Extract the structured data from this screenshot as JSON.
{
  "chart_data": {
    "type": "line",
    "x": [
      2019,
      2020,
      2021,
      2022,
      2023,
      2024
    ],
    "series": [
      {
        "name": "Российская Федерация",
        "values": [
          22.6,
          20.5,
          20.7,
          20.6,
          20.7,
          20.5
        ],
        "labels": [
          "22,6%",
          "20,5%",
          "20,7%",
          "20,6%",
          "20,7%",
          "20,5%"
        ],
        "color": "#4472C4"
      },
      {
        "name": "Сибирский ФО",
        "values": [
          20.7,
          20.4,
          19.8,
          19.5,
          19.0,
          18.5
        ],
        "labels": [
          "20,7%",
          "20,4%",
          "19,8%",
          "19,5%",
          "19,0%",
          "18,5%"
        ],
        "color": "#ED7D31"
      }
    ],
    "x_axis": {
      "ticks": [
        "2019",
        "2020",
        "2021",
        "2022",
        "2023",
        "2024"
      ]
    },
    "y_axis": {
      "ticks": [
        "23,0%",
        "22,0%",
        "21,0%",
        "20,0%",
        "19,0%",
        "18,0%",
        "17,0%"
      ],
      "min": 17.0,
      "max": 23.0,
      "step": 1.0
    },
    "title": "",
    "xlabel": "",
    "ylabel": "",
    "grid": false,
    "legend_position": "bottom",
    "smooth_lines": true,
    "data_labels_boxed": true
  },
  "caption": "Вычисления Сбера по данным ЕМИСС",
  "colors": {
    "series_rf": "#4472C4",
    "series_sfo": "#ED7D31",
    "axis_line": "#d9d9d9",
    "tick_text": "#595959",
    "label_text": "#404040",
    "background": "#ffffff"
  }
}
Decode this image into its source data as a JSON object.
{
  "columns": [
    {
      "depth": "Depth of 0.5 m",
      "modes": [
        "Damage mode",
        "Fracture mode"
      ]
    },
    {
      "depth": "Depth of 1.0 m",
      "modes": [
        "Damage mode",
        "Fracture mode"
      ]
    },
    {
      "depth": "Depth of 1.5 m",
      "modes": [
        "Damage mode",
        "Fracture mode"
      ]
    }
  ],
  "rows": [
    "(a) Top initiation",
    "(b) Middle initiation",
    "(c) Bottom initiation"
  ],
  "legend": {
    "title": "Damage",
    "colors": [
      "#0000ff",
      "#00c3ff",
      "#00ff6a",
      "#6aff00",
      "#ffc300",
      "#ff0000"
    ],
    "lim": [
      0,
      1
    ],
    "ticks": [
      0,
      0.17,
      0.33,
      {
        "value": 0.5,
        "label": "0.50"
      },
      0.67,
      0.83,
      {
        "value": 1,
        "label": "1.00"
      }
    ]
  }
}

WHAT TO DO: Write out all the lines again, exactly as they are.

OUTPUT OF THE EXERCISE:
Extract the structured data from this screenshot as JSON.
{
  "chart_data": {
    "type": "line",
    "x": [
      2019,
      2020,
      2021,
      2022,
      2023,
      2024
    ],
    "series": [
      {
        "name": "Российская Федерация",
        "values": [
          22.6,
          20.5,
          20.7,
          20.6,
          20.7,
          20.5
        ],
        "labels": [
          "22,6%",
          "20,5%",
          "20,7%",
          "20,6%",
          "20,7%",
          "20,5%"
        ],
        "color": "#4472C4"
      },
      {
        "name": "Сибирский ФО",
        "values": [
          20.7,
          20.4,
          19.8,
          19.5,
          19.0,
          18.5
        ],
        "labels": [
          "20,7%",
          "20,4%",
          "19,8%",
          "19,5%",
          "19,0%",
          "18,5%"
        ],
        "color": "#ED7D31"
      }
    ],
    "x_axis": {
      "ticks": [
        "2019",
        "2020",
        "2021",
        "2022",
        "2023",
        "2024"
      ]
    },
    "y_axis": {
      "ticks": [
        "23,0%",
        "22,0%",
        "21,0%",
        "20,0%",
        "19,0%",
        "18,0%",
        "17,0%"
      ],
      "min": 17.0,
      "max": 23.0,
      "step": 1.0
    },
    "title": "",
    "xlabel": "",
    "ylabel": "",
    "grid": false,
    "legend_position": "bottom",
    "smooth_lines": true,
    "data_labels_boxed": true
  },
  "caption": "Вычисления Сбера по данным ЕМИСС",
  "colors": {
    "series_rf": "#4472C4",
    "series_sfo": "#ED7D31",
    "axis_line": "#d9d9d9",
    "tick_text": "#595959",
    "label_text": "#404040",
    "background": "#ffffff"
  }
}
Decode this image into its source data as a JSON object.
{
  "columns": [
    {
      "depth": "Depth of 0.5 m",
      "modes": [
        "Damage mode",
        "Fracture mode"
      ]
    },
    {
      "depth": "Depth of 1.0 m",
      "modes": [
        "Damage mode",
        "Fracture mode"
      ]
    },
    {
      "depth": "Depth of 1.5 m",
      "modes": [
        "Damage mode",
        "Fracture mode"
      ]
    }
  ],
  "rows": [
    "(a) Top initiation",
    "(b) Middle initiation",
    "(c) Bottom initiation"
  ],
  "legend": {
    "title": "Damage",
    "colors": [
      "#0000ff",
      "#00c3ff",
      "#00ff6a",
      "#6aff00",
      "#ffc300",
      "#ff0000"
    ],
    "lim": [
      0,
      1
    ],
    "ticks": [
      0,
      0.17,
      0.33,
      {
        "value": 0.5,
        "label": "0.50"
      },
      0.67,
      0.83,
      {
        "value": 1,
        "label": "1.00"
      }
    ]
  }
}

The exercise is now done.